TASK INSTRUCTIONS |
Quote the data from its first line through the line containing "price-tick-label: 3.2000 (706, 96, 731, 105)", both included, reproducing each line word for word.

RECORDS |
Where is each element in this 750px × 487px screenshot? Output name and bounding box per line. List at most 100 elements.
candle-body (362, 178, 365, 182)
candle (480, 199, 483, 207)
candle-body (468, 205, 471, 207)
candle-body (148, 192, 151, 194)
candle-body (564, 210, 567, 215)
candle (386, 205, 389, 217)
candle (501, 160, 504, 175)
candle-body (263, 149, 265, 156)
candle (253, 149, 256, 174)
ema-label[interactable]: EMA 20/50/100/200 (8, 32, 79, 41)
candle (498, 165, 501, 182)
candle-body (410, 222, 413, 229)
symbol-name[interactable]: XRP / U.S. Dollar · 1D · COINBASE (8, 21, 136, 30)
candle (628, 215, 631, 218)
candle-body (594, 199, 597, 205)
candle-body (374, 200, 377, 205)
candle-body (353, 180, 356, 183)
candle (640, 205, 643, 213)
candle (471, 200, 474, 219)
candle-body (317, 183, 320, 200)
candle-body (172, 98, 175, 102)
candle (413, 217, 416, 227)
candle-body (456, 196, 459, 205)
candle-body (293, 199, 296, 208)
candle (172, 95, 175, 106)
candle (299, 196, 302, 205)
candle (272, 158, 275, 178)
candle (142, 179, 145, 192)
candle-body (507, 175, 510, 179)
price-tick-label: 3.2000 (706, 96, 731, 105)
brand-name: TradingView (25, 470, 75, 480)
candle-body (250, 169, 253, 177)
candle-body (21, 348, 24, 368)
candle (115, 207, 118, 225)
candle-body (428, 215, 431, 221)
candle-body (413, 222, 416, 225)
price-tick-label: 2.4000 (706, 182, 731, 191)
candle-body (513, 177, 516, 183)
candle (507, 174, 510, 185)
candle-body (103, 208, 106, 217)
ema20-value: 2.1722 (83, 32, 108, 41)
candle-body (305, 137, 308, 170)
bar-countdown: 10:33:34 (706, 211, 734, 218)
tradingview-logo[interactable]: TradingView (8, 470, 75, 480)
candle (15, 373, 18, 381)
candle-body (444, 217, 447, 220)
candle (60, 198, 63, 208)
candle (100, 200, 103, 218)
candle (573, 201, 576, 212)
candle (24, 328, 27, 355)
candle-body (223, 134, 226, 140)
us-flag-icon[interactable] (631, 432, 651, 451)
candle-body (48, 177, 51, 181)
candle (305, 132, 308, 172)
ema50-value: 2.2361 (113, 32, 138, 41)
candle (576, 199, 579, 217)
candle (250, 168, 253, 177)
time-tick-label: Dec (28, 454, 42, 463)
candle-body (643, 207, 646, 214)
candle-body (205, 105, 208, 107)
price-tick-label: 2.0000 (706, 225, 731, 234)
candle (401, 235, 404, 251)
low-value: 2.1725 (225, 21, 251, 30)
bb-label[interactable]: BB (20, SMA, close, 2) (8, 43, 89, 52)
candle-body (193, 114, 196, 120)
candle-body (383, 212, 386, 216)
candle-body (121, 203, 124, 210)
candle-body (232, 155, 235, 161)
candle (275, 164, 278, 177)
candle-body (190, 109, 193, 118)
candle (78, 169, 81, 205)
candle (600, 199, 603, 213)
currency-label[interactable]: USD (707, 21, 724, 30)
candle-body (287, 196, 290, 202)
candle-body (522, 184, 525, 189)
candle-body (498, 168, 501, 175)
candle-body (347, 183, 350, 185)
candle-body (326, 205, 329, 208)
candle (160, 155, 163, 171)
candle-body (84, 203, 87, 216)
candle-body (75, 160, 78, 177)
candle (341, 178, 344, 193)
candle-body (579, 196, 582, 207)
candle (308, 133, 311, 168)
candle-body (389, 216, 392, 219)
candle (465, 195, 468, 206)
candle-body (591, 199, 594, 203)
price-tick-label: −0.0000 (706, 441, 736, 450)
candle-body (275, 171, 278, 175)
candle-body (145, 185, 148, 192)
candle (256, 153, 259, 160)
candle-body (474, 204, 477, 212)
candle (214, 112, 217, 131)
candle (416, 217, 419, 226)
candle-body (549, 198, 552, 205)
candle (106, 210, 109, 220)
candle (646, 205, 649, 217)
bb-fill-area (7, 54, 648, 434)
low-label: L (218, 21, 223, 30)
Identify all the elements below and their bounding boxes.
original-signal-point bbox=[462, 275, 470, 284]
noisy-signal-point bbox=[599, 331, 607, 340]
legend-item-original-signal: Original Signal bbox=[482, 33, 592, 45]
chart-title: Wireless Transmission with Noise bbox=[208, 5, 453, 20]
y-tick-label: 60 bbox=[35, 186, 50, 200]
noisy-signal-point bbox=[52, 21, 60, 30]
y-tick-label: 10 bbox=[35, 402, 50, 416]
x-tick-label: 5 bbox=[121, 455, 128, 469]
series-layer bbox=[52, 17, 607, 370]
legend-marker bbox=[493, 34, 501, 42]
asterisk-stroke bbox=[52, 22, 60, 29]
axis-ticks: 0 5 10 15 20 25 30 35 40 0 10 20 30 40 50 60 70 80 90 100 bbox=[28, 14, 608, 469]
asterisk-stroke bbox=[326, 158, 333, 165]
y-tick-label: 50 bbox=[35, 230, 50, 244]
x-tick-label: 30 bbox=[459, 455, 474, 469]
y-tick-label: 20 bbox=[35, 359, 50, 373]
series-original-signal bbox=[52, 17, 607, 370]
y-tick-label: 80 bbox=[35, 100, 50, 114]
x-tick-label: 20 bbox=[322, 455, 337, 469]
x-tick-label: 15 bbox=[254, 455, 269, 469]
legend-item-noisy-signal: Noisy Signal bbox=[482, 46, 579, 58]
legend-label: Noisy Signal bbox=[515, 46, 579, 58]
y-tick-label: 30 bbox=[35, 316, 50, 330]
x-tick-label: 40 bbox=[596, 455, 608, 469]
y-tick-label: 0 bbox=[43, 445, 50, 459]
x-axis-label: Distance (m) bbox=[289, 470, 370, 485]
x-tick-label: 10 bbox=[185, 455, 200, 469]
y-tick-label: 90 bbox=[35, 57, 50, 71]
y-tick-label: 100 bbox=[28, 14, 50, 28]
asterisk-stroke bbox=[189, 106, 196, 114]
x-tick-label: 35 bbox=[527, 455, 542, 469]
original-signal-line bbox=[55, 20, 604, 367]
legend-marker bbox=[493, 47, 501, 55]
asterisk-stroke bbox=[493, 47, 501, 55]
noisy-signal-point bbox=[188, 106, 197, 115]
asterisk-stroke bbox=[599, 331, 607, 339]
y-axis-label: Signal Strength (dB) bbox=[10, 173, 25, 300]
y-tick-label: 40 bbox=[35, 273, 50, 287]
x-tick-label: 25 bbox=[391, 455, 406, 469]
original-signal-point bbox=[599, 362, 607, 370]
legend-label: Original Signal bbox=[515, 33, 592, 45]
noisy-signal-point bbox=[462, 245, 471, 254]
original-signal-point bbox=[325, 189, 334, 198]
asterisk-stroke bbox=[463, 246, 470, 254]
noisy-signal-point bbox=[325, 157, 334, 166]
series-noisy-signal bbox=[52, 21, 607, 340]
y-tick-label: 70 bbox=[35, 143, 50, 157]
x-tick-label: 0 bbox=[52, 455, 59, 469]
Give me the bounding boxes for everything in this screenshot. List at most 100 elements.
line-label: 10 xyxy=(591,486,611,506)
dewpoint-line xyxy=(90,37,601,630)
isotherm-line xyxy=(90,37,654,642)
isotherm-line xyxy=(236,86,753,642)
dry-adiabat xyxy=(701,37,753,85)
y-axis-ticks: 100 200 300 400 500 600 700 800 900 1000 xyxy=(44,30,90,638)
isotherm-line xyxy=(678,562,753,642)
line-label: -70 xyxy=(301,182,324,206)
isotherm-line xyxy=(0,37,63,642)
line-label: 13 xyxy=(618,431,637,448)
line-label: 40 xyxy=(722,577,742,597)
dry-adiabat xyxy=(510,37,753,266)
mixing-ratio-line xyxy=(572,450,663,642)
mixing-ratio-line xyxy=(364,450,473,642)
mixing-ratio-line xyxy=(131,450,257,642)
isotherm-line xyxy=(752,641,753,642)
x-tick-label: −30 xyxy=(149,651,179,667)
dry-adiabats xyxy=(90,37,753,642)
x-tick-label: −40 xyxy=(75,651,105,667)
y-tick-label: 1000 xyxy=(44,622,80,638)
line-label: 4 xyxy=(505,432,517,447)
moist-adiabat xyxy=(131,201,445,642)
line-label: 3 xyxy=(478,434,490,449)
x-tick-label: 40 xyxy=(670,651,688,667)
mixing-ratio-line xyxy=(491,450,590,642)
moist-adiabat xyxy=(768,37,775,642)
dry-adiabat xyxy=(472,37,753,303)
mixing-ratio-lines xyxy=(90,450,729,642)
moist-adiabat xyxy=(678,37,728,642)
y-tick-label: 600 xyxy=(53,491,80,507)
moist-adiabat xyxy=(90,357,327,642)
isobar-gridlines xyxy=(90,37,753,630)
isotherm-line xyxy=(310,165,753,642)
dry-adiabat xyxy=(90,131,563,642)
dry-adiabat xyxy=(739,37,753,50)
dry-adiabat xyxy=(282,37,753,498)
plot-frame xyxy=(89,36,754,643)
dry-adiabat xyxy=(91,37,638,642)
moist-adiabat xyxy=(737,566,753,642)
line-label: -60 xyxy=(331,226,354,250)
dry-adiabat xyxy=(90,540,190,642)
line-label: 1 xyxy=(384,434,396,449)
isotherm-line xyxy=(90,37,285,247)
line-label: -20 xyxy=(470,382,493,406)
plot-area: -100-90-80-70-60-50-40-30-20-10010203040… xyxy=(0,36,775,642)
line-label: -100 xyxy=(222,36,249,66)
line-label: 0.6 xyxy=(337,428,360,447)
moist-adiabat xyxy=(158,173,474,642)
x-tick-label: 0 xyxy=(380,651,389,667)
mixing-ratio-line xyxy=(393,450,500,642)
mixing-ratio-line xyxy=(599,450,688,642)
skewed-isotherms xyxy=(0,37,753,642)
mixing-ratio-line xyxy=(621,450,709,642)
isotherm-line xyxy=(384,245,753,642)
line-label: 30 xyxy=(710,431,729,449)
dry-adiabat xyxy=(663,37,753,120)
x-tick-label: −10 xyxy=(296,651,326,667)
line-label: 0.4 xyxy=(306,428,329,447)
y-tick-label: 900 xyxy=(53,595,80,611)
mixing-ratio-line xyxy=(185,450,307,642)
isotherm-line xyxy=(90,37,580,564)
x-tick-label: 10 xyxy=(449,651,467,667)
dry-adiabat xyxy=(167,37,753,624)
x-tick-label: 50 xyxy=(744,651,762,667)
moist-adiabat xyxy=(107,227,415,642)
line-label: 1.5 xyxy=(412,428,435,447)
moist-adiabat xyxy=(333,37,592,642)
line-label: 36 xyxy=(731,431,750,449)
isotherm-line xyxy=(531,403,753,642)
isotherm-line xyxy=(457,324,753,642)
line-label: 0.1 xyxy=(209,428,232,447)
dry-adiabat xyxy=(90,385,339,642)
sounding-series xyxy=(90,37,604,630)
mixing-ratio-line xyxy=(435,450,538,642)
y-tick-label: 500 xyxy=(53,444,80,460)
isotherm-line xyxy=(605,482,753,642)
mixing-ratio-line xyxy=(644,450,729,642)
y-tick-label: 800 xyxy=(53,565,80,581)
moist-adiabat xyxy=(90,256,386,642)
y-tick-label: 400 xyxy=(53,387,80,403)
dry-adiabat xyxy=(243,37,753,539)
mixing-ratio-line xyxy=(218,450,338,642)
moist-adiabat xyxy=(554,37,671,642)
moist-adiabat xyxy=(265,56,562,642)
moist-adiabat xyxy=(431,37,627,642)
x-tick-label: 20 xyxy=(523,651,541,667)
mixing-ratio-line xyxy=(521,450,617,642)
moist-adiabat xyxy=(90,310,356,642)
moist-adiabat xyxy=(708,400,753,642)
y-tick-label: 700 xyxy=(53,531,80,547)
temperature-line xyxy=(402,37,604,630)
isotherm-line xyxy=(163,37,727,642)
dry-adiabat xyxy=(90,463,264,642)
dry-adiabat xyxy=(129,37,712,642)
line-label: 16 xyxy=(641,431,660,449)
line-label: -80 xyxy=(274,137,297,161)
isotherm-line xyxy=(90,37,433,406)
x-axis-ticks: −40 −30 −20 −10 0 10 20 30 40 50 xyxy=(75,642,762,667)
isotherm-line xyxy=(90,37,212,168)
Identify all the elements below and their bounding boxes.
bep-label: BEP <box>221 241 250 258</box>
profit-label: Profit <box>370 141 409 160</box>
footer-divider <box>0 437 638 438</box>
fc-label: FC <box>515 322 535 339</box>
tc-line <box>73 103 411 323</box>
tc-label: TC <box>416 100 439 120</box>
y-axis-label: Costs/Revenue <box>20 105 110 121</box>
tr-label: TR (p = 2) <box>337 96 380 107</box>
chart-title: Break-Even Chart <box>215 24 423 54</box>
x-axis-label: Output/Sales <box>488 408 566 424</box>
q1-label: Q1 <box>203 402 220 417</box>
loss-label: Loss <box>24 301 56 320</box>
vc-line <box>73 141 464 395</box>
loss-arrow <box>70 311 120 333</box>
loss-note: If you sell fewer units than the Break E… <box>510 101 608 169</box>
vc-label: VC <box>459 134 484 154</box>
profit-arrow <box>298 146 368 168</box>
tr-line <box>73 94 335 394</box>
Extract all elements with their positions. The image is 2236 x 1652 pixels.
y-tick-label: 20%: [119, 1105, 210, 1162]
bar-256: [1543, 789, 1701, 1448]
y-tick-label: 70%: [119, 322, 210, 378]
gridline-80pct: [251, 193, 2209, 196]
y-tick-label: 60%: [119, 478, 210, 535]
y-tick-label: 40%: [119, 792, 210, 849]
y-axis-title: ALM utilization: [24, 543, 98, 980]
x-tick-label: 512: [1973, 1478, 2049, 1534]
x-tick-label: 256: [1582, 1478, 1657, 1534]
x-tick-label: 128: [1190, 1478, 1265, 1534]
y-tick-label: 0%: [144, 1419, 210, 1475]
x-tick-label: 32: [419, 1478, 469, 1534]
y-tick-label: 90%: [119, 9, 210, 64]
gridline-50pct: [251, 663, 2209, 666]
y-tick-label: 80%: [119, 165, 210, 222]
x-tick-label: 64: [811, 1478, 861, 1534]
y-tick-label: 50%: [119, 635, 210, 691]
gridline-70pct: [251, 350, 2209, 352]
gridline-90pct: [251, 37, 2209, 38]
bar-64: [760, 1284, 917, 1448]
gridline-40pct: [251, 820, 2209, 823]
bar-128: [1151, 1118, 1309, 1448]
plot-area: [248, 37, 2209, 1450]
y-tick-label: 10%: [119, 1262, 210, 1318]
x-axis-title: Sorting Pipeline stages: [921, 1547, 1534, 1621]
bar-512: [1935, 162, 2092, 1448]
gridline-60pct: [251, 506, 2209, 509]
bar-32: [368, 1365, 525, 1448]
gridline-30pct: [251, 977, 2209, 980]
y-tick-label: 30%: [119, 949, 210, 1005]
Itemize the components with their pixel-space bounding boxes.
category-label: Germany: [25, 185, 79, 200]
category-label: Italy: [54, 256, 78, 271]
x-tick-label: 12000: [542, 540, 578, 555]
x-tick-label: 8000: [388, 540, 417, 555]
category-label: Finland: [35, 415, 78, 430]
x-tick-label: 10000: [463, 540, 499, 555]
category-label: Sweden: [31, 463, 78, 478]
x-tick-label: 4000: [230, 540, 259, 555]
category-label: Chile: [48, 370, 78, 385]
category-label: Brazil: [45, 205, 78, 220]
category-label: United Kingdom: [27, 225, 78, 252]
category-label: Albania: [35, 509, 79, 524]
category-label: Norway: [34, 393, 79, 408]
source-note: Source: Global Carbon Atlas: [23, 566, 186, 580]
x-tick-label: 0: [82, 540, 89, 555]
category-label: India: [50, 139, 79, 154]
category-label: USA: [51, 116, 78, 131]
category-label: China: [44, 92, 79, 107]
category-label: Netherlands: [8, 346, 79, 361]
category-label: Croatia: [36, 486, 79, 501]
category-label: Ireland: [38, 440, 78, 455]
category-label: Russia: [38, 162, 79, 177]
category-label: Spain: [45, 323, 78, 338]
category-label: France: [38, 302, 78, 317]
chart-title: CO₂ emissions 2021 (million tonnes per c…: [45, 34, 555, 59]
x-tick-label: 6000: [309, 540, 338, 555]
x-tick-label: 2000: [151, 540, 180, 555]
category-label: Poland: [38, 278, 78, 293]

OUTPUT BELOW |
Where is each element in this 750px × 487px screenshot? Output name and bounding box per line. List at most 100 elements.
candle-body (362, 178, 365, 182)
candle (480, 199, 483, 207)
candle-body (468, 205, 471, 207)
candle-body (148, 192, 151, 194)
candle-body (564, 210, 567, 215)
candle (386, 205, 389, 217)
candle (501, 160, 504, 175)
candle-body (263, 149, 265, 156)
candle (253, 149, 256, 174)
ema-label[interactable]: EMA 20/50/100/200 (8, 32, 79, 41)
candle (498, 165, 501, 182)
candle-body (410, 222, 413, 229)
symbol-name[interactable]: XRP / U.S. Dollar · 1D · COINBASE (8, 21, 136, 30)
candle (628, 215, 631, 218)
candle-body (594, 199, 597, 205)
candle-body (374, 200, 377, 205)
candle-body (353, 180, 356, 183)
candle (640, 205, 643, 213)
candle (471, 200, 474, 219)
candle-body (317, 183, 320, 200)
candle-body (172, 98, 175, 102)
candle (413, 217, 416, 227)
candle-body (456, 196, 459, 205)
candle-body (293, 199, 296, 208)
candle (172, 95, 175, 106)
candle (299, 196, 302, 205)
candle (272, 158, 275, 178)
candle (142, 179, 145, 192)
candle-body (507, 175, 510, 179)
price-tick-label: 3.2000 (706, 96, 731, 105)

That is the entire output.